RECORDS SUPPLIED:
►
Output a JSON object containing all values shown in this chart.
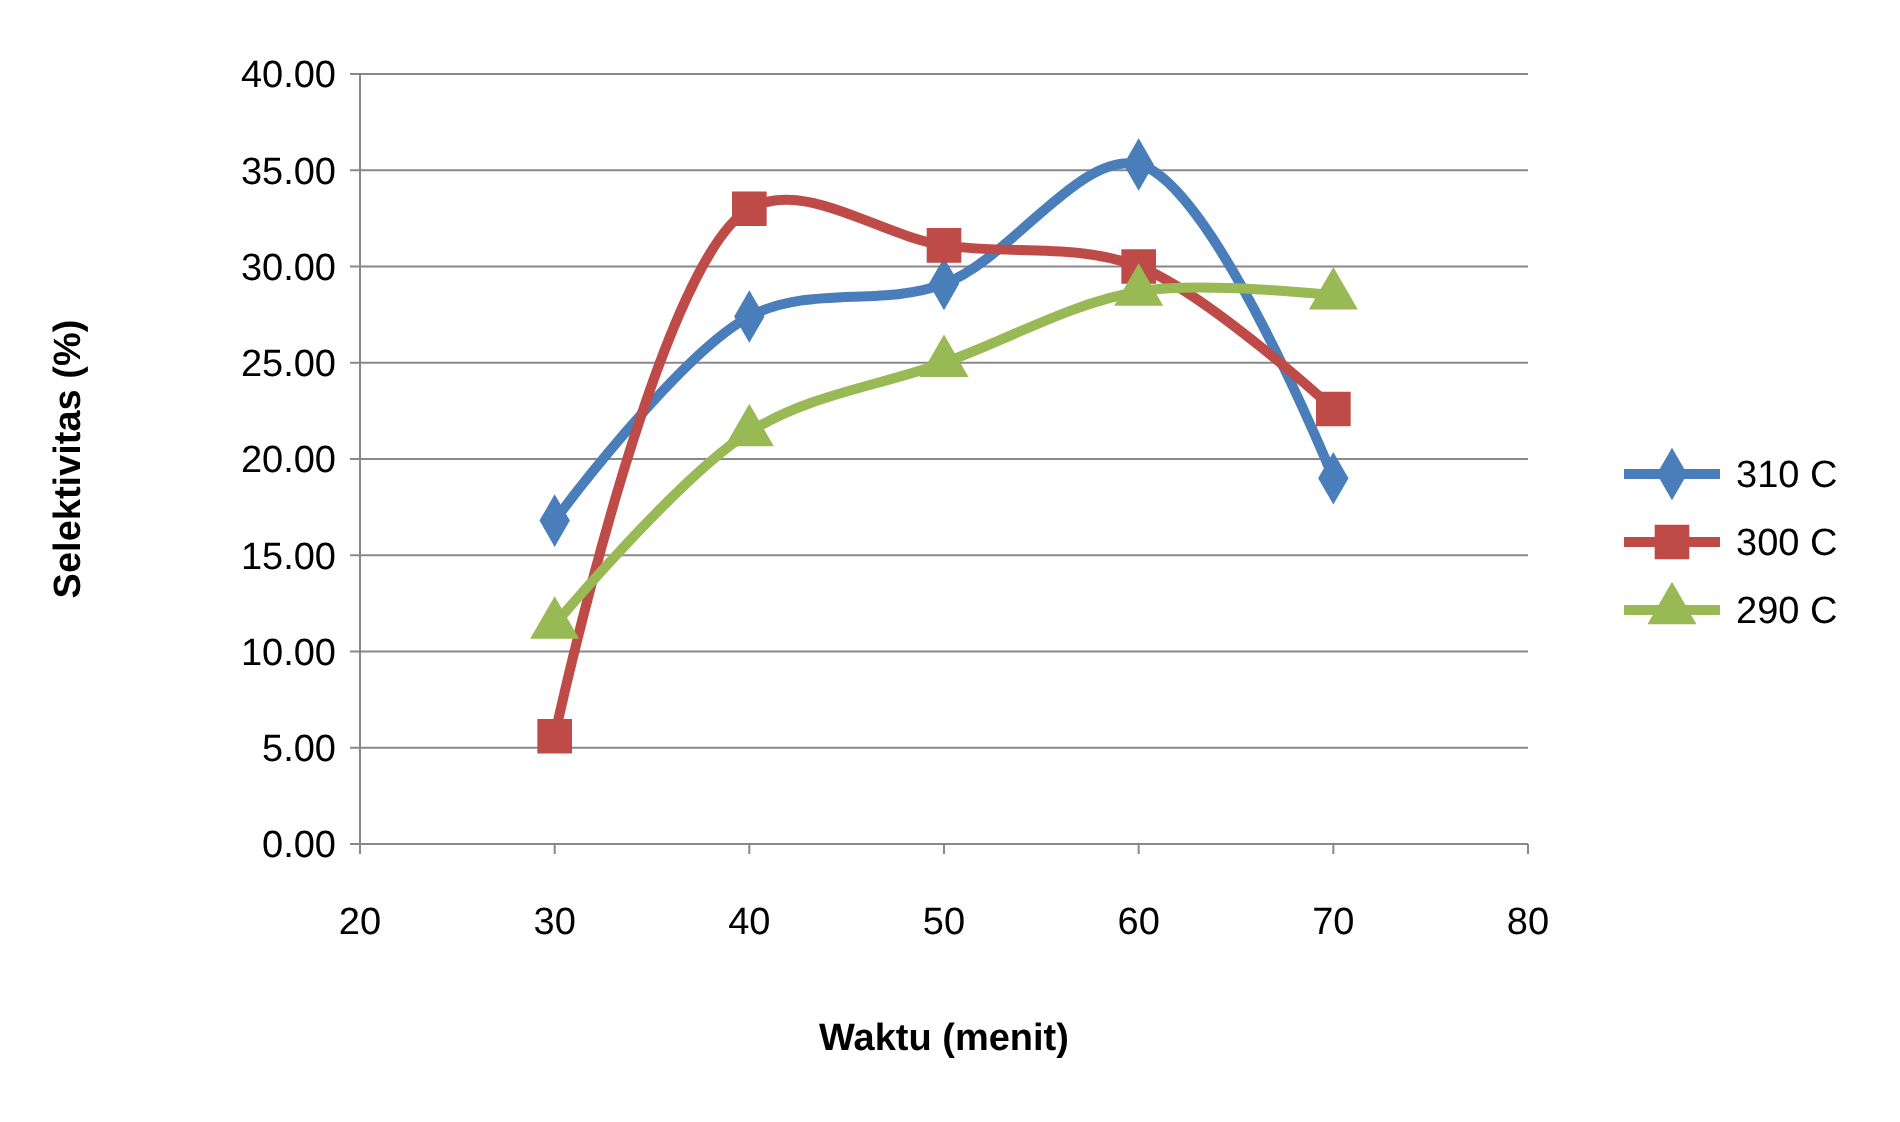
◄
►
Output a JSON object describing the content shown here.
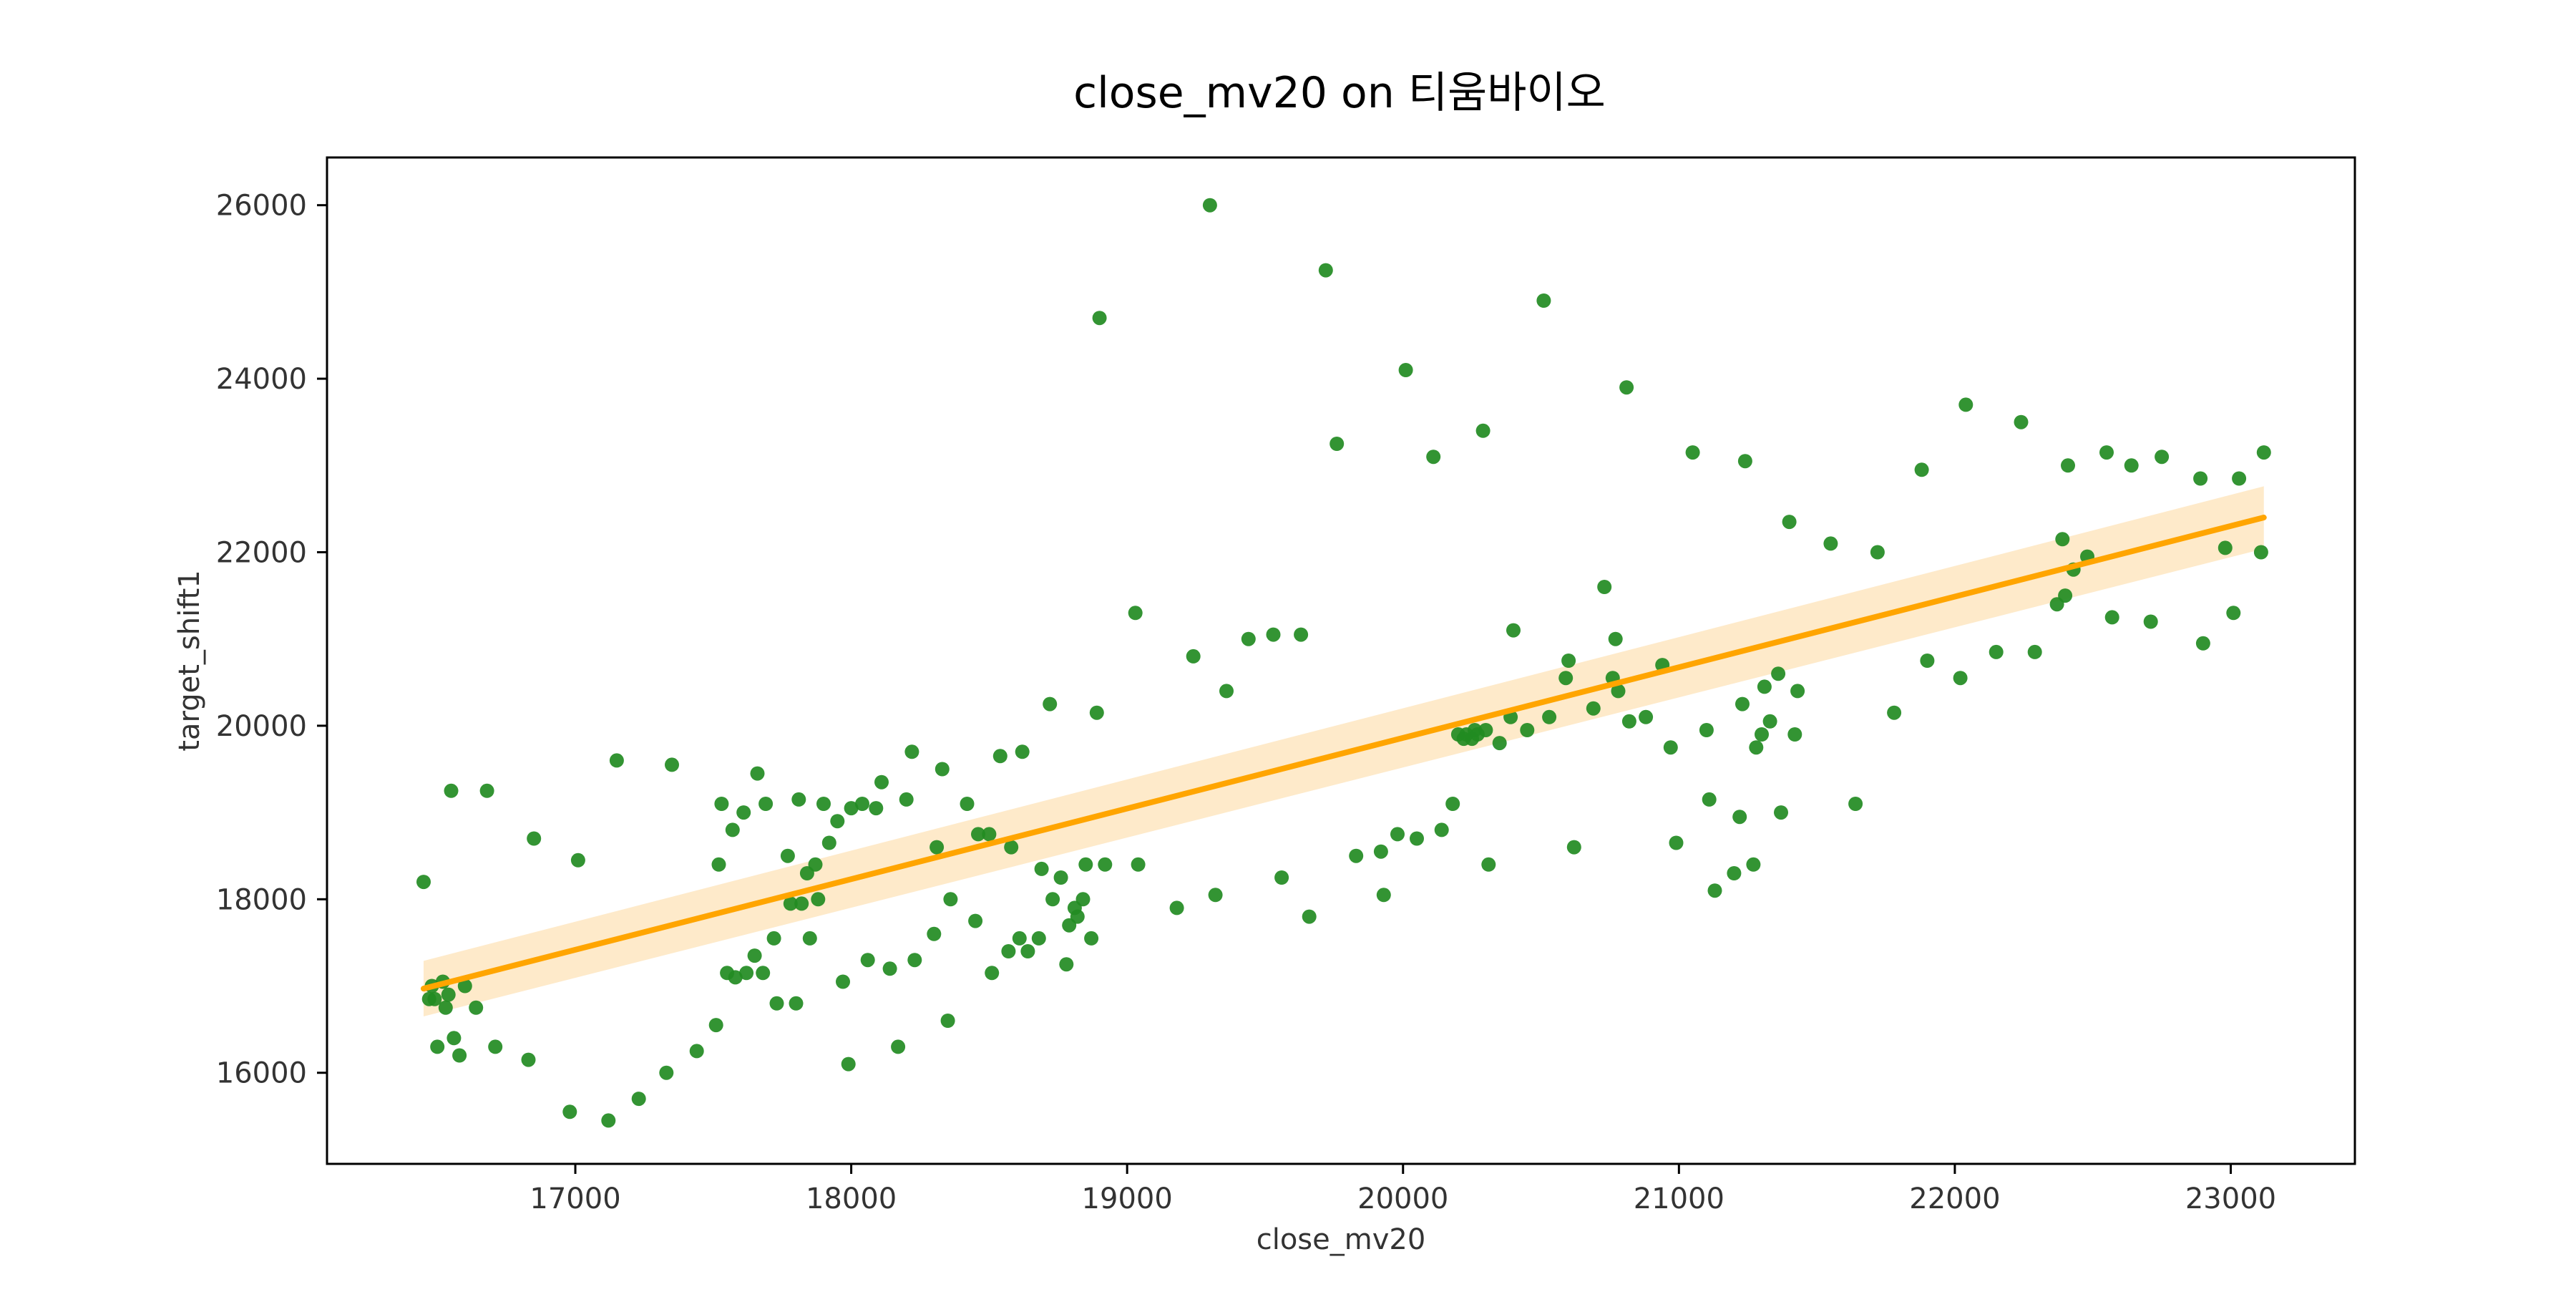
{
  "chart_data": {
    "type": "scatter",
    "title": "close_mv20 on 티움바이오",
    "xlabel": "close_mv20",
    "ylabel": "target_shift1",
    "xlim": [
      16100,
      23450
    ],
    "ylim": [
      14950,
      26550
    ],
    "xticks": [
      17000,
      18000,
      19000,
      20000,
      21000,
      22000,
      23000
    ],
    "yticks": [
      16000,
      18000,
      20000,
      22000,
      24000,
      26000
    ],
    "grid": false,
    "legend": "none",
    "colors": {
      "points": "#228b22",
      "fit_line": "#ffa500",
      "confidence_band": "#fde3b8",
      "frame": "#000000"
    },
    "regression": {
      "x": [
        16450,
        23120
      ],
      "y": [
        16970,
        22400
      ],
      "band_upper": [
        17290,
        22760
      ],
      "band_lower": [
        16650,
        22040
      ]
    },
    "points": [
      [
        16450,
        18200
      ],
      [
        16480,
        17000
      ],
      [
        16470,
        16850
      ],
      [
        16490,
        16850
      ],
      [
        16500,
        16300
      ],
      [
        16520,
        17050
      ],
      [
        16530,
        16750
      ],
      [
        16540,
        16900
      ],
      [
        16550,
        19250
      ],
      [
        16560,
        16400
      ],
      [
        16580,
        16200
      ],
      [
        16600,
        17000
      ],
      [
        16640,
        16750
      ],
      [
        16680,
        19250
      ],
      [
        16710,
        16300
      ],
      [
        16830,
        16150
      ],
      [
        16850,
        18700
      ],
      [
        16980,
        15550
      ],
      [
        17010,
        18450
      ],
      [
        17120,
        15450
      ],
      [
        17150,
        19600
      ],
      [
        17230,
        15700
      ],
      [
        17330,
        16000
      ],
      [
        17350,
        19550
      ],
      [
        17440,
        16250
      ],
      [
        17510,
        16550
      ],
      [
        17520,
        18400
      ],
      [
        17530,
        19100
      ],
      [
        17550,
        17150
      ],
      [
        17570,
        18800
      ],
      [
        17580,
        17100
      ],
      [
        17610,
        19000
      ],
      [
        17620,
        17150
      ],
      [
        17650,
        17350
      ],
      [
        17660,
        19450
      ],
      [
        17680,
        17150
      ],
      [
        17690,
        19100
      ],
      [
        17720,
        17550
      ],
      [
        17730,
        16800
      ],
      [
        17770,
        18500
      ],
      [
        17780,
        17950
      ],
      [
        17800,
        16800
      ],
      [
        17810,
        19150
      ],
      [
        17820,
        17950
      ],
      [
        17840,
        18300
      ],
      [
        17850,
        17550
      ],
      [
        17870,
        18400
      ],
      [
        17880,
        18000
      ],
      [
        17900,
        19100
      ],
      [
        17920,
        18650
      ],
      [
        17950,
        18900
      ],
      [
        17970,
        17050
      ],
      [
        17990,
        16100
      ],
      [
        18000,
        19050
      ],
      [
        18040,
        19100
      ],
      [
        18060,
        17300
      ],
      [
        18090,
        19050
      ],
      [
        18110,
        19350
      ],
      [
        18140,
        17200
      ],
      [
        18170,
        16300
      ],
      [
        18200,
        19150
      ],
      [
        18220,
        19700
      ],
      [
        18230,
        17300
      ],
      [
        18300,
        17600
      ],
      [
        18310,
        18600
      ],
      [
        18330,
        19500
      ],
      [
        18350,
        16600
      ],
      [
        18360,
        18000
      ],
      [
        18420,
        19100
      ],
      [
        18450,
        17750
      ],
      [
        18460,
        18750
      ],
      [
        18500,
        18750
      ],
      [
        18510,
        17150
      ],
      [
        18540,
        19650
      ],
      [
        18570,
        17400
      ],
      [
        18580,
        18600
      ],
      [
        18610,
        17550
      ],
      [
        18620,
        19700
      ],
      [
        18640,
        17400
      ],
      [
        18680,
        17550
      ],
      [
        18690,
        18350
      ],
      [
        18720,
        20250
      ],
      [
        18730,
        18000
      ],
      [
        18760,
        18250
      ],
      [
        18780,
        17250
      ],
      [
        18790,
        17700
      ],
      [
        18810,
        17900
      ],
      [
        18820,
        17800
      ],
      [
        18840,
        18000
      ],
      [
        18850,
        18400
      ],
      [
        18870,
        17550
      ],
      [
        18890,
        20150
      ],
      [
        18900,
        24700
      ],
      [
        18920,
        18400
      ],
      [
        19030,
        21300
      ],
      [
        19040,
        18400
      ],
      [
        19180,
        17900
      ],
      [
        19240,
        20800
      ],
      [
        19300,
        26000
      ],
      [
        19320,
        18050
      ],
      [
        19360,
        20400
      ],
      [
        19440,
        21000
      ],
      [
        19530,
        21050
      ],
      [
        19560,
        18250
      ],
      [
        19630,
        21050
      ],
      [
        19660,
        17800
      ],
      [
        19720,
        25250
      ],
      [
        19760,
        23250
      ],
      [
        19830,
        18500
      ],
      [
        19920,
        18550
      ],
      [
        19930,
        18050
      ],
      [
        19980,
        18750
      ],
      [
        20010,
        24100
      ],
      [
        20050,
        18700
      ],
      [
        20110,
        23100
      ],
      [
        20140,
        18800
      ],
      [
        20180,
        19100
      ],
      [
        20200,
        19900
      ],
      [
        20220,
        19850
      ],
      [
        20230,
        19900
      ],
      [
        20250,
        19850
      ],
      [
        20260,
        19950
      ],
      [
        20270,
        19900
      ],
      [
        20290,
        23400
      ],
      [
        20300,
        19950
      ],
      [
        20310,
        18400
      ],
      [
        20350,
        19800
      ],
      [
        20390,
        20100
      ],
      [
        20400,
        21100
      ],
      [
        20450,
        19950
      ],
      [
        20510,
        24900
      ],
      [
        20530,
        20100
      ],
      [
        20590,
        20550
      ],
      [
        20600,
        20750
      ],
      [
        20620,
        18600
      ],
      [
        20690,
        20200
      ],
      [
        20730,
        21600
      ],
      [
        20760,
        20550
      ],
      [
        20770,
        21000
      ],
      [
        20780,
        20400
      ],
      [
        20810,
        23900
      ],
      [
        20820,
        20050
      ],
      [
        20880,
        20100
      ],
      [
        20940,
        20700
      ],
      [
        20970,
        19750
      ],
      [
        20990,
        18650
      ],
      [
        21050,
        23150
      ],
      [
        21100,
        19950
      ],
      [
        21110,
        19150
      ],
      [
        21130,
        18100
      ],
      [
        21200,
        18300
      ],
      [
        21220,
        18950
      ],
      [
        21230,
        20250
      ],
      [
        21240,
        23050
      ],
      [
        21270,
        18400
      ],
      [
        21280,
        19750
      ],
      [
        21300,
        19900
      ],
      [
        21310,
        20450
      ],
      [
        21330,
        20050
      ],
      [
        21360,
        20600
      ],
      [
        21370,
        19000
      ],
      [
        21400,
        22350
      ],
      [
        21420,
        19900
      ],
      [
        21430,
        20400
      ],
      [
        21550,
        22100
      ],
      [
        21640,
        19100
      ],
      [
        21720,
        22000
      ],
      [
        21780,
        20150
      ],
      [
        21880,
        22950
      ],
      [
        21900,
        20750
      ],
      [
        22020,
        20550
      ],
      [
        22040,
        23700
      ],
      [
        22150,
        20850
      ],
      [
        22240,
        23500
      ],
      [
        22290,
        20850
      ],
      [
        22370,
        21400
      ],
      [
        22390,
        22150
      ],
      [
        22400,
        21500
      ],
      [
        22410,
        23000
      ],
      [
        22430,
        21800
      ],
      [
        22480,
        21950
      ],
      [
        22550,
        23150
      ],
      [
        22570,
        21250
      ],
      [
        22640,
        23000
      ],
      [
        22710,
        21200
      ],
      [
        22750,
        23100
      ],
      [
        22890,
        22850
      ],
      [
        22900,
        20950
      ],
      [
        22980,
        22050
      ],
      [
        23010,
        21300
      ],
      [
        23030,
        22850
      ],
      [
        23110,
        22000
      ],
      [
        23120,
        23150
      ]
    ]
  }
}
◄
►
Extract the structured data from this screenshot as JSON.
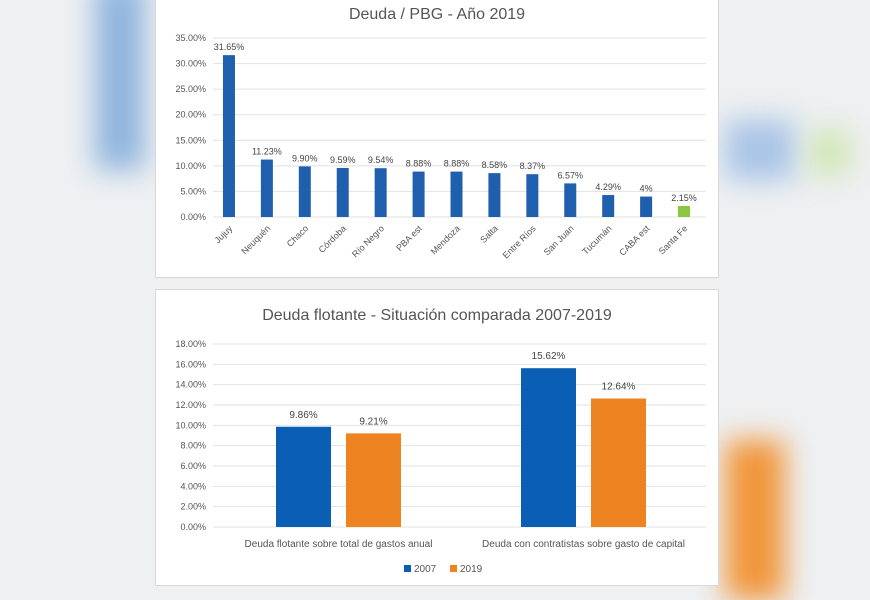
◄
DESCRIPTION OF THE TASK:
Only lines with the string "this" belong in your answer; copy each one.

RESPONSE TO THE TASK:
Output a JSON object containing all values shown in this chart.
Extract the structured data from this screenshot as JSON.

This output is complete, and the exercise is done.